### Records supplied
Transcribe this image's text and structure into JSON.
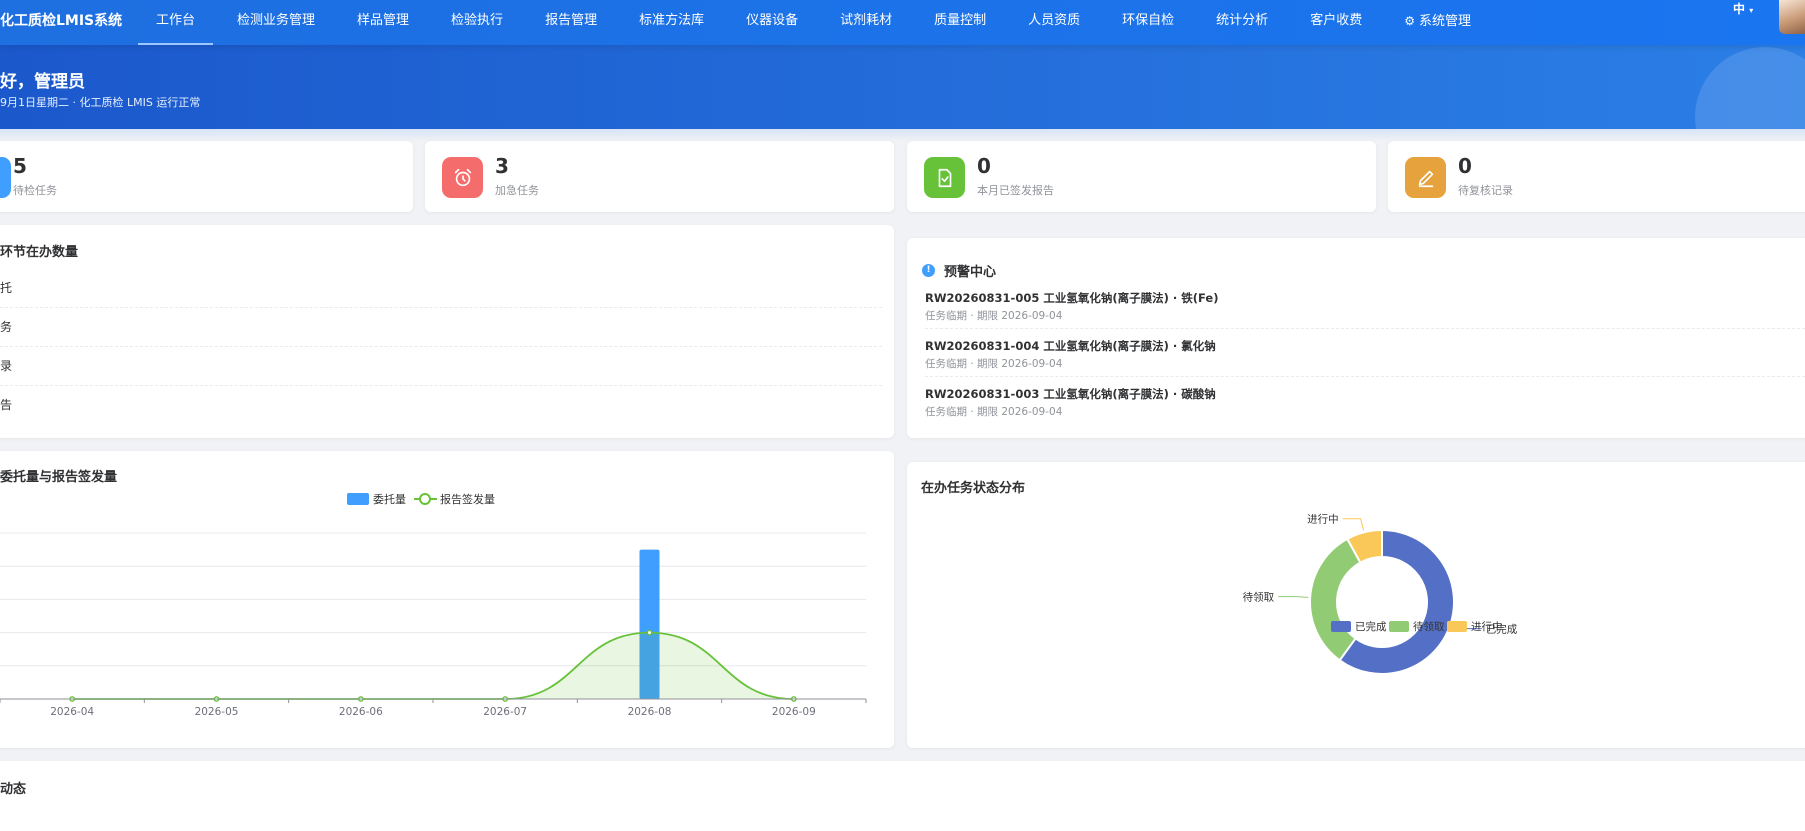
{
  "app": {
    "title": "化工质检LMIS系统",
    "lang": "中"
  },
  "nav": [
    {
      "label": "工作台",
      "active": true
    },
    {
      "label": "检测业务管理"
    },
    {
      "label": "样品管理"
    },
    {
      "label": "检验执行"
    },
    {
      "label": "报告管理"
    },
    {
      "label": "标准方法库"
    },
    {
      "label": "仪器设备"
    },
    {
      "label": "试剂耗材"
    },
    {
      "label": "质量控制"
    },
    {
      "label": "人员资质"
    },
    {
      "label": "环保自检"
    },
    {
      "label": "统计分析"
    },
    {
      "label": "客户收费"
    },
    {
      "label": "系统管理",
      "icon": "gear-icon"
    }
  ],
  "banner": {
    "greeting": "好，管理员",
    "subtitle": "9月1日星期二 · 化工质检 LMIS 运行正常"
  },
  "stats": [
    {
      "value": "5",
      "label": "待检任务",
      "color": "#409eff",
      "icon": "task-icon"
    },
    {
      "value": "3",
      "label": "加急任务",
      "color": "#f56c6c",
      "icon": "alarm-clock-icon"
    },
    {
      "value": "0",
      "label": "本月已签发报告",
      "color": "#67c23a",
      "icon": "signed-report-icon"
    },
    {
      "value": "0",
      "label": "待复核记录",
      "color": "#e6a23c",
      "icon": "edit-pen-icon"
    }
  ],
  "stages": {
    "title": "环节在办数量",
    "items": [
      "托",
      "务",
      "录",
      "告"
    ]
  },
  "alerts": {
    "title": "预警中心",
    "items": [
      {
        "code": "RW20260831-005",
        "title": "工业氢氧化钠(离子膜法) · 铁(Fe)",
        "meta": "任务临期 · 期限 2026-09-04"
      },
      {
        "code": "RW20260831-004",
        "title": "工业氢氧化钠(离子膜法) · 氯化钠",
        "meta": "任务临期 · 期限 2026-09-04"
      },
      {
        "code": "RW20260831-003",
        "title": "工业氢氧化钠(离子膜法) · 碳酸钠",
        "meta": "任务临期 · 期限 2026-09-04"
      }
    ]
  },
  "trend": {
    "title": "委托量与报告签发量"
  },
  "status": {
    "title": "在办任务状态分布"
  },
  "feed": {
    "title": "动态"
  },
  "chart_data": [
    {
      "type": "bar",
      "categories": [
        "2026-04",
        "2026-05",
        "2026-06",
        "2026-07",
        "2026-08",
        "2026-09"
      ],
      "series": [
        {
          "name": "委托量",
          "type": "bar",
          "color": "#409eff",
          "values": [
            0,
            0,
            0,
            0,
            9,
            0
          ]
        },
        {
          "name": "报告签发量",
          "type": "line",
          "smooth": true,
          "area": true,
          "color": "#67c23a",
          "values": [
            0,
            0,
            0,
            0,
            4,
            0
          ]
        }
      ],
      "ylim": [
        0,
        10
      ],
      "grid": true,
      "legend": "top-center"
    },
    {
      "type": "pie",
      "donut": true,
      "slices": [
        {
          "name": "已完成",
          "value": 60,
          "color": "#5470c6"
        },
        {
          "name": "待领取",
          "value": 32,
          "color": "#91cc75"
        },
        {
          "name": "进行中",
          "value": 8,
          "color": "#fac858"
        }
      ],
      "legend": "bottom-center"
    }
  ]
}
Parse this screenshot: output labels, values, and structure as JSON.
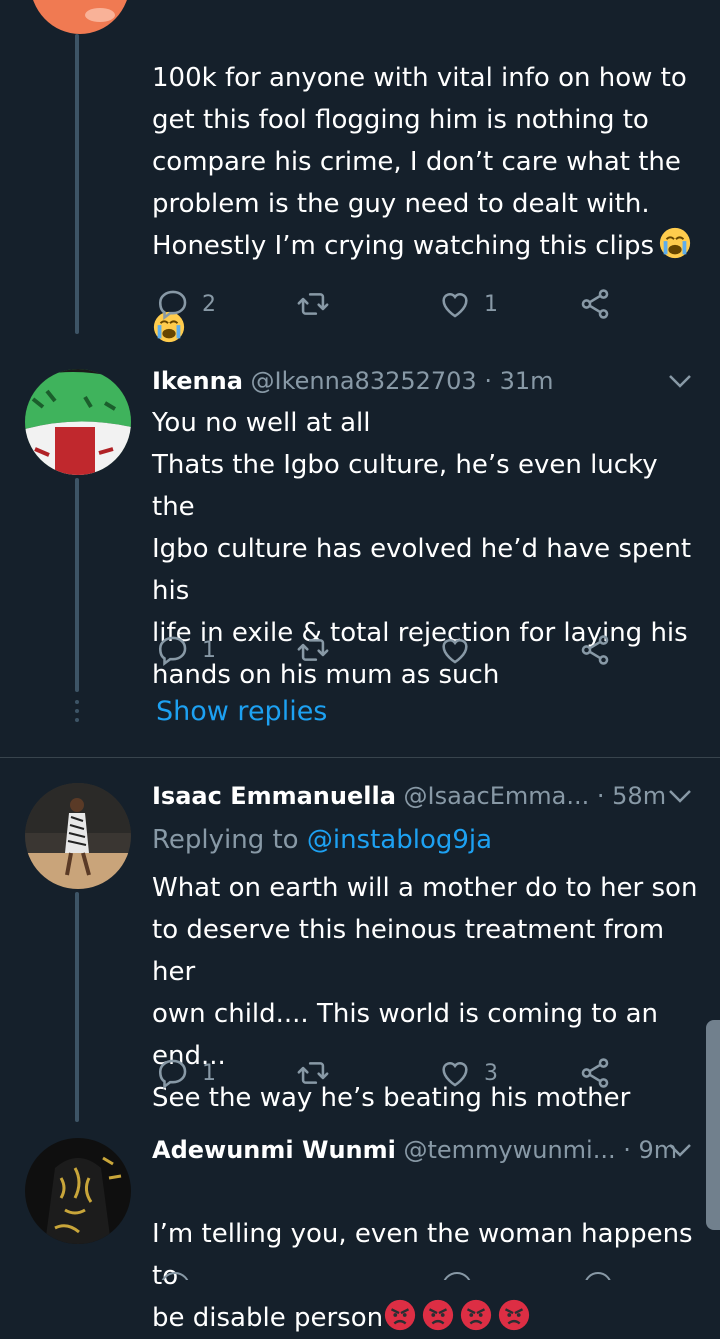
{
  "tweets": [
    {
      "text": "100k for anyone with vital info on how to\nget this fool flogging him is nothing to\ncompare his crime, I don’t care what the\nproblem is the guy need to dealt with.\nHonestly I’m crying watching this clips",
      "emoji": [
        "loudly-crying-face",
        "loudly-crying-face"
      ],
      "replies": "2",
      "retweets": "",
      "likes": "1"
    },
    {
      "name": "Ikenna",
      "handle": "@Ikenna83252703",
      "time": "· 31m",
      "text": "You no well at all\nThats the Igbo culture, he’s even lucky the\nIgbo culture has evolved he’d have spent his\nlife in exile & total rejection for laying his\nhands on his mum as such",
      "replies": "1",
      "retweets": "",
      "likes": ""
    },
    {
      "name": "Isaac Emmanuella",
      "handle": "@IsaacEmma...",
      "time": "· 58m",
      "reply_label": "Replying to",
      "reply_handle": "@instablog9ja",
      "text": "What on earth will a mother do to her son\nto deserve this heinous treatment from her\nown child.... This world is coming to an end...\nSee the way he’s beating his mother",
      "replies": "1",
      "retweets": "",
      "likes": "3"
    },
    {
      "name": "Adewunmi Wunmi",
      "handle": "@temmywunmi...",
      "time": "· 9m",
      "text": "I’m telling you, even the woman happens to\nbe disable person",
      "emoji": [
        "angry-face",
        "angry-face",
        "angry-face",
        "angry-face"
      ]
    }
  ],
  "show_replies": "Show replies",
  "colors": {
    "background": "#15202b",
    "accent": "#1da1f2",
    "muted": "#8899a6"
  }
}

### Directive
Reproduce the material above in full, exactly, with no images.

### Answer to this problem
Transcribe this image's text and structure into JSON.
{
  "app": {
    "title": "化工质检LMIS系统",
    "lang": "中"
  },
  "nav": [
    {
      "label": "工作台",
      "active": true
    },
    {
      "label": "检测业务管理"
    },
    {
      "label": "样品管理"
    },
    {
      "label": "检验执行"
    },
    {
      "label": "报告管理"
    },
    {
      "label": "标准方法库"
    },
    {
      "label": "仪器设备"
    },
    {
      "label": "试剂耗材"
    },
    {
      "label": "质量控制"
    },
    {
      "label": "人员资质"
    },
    {
      "label": "环保自检"
    },
    {
      "label": "统计分析"
    },
    {
      "label": "客户收费"
    },
    {
      "label": "系统管理",
      "icon": "gear-icon"
    }
  ],
  "banner": {
    "greeting": "好，管理员",
    "subtitle": "9月1日星期二 · 化工质检 LMIS 运行正常"
  },
  "stats": [
    {
      "value": "5",
      "label": "待检任务",
      "color": "#409eff",
      "icon": "task-icon"
    },
    {
      "value": "3",
      "label": "加急任务",
      "color": "#f56c6c",
      "icon": "alarm-clock-icon"
    },
    {
      "value": "0",
      "label": "本月已签发报告",
      "color": "#67c23a",
      "icon": "signed-report-icon"
    },
    {
      "value": "0",
      "label": "待复核记录",
      "color": "#e6a23c",
      "icon": "edit-pen-icon"
    }
  ],
  "stages": {
    "title": "环节在办数量",
    "items": [
      "托",
      "务",
      "录",
      "告"
    ]
  },
  "alerts": {
    "title": "预警中心",
    "items": [
      {
        "code": "RW20260831-005",
        "title": "工业氢氧化钠(离子膜法) · 铁(Fe)",
        "meta": "任务临期 · 期限 2026-09-04"
      },
      {
        "code": "RW20260831-004",
        "title": "工业氢氧化钠(离子膜法) · 氯化钠",
        "meta": "任务临期 · 期限 2026-09-04"
      },
      {
        "code": "RW20260831-003",
        "title": "工业氢氧化钠(离子膜法) · 碳酸钠",
        "meta": "任务临期 · 期限 2026-09-04"
      }
    ]
  },
  "trend": {
    "title": "委托量与报告签发量"
  },
  "status": {
    "title": "在办任务状态分布"
  },
  "feed": {
    "title": "动态"
  },
  "chart_data": [
    {
      "type": "bar",
      "categories": [
        "2026-04",
        "2026-05",
        "2026-06",
        "2026-07",
        "2026-08",
        "2026-09"
      ],
      "series": [
        {
          "name": "委托量",
          "type": "bar",
          "color": "#409eff",
          "values": [
            0,
            0,
            0,
            0,
            9,
            0
          ]
        },
        {
          "name": "报告签发量",
          "type": "line",
          "smooth": true,
          "area": true,
          "color": "#67c23a",
          "values": [
            0,
            0,
            0,
            0,
            4,
            0
          ]
        }
      ],
      "ylim": [
        0,
        10
      ],
      "grid": true,
      "legend": "top-center"
    },
    {
      "type": "pie",
      "donut": true,
      "slices": [
        {
          "name": "已完成",
          "value": 60,
          "color": "#5470c6"
        },
        {
          "name": "待领取",
          "value": 32,
          "color": "#91cc75"
        },
        {
          "name": "进行中",
          "value": 8,
          "color": "#fac858"
        }
      ],
      "legend": "bottom-center"
    }
  ]
}
Parse this screenshot: output labels, values, and structure as JSON.
{
  "tweets": [
    {
      "text": "100k for anyone with vital info on how to\nget this fool flogging him is nothing to\ncompare his crime, I don’t care what the\nproblem is the guy need to dealt with.\nHonestly I’m crying watching this clips",
      "emoji": [
        "loudly-crying-face",
        "loudly-crying-face"
      ],
      "replies": "2",
      "retweets": "",
      "likes": "1"
    },
    {
      "name": "Ikenna",
      "handle": "@Ikenna83252703",
      "time": "· 31m",
      "text": "You no well at all\nThats the Igbo culture, he’s even lucky the\nIgbo culture has evolved he’d have spent his\nlife in exile & total rejection for laying his\nhands on his mum as such",
      "replies": "1",
      "retweets": "",
      "likes": ""
    },
    {
      "name": "Isaac Emmanuella",
      "handle": "@IsaacEmma...",
      "time": "· 58m",
      "reply_label": "Replying to",
      "reply_handle": "@instablog9ja",
      "text": "What on earth will a mother do to her son\nto deserve this heinous treatment from her\nown child.... This world is coming to an end...\nSee the way he’s beating his mother",
      "replies": "1",
      "retweets": "",
      "likes": "3"
    },
    {
      "name": "Adewunmi Wunmi",
      "handle": "@temmywunmi...",
      "time": "· 9m",
      "text": "I’m telling you, even the woman happens to\nbe disable person",
      "emoji": [
        "angry-face",
        "angry-face",
        "angry-face",
        "angry-face"
      ]
    }
  ],
  "show_replies": "Show replies",
  "colors": {
    "background": "#15202b",
    "accent": "#1da1f2",
    "muted": "#8899a6"
  }
}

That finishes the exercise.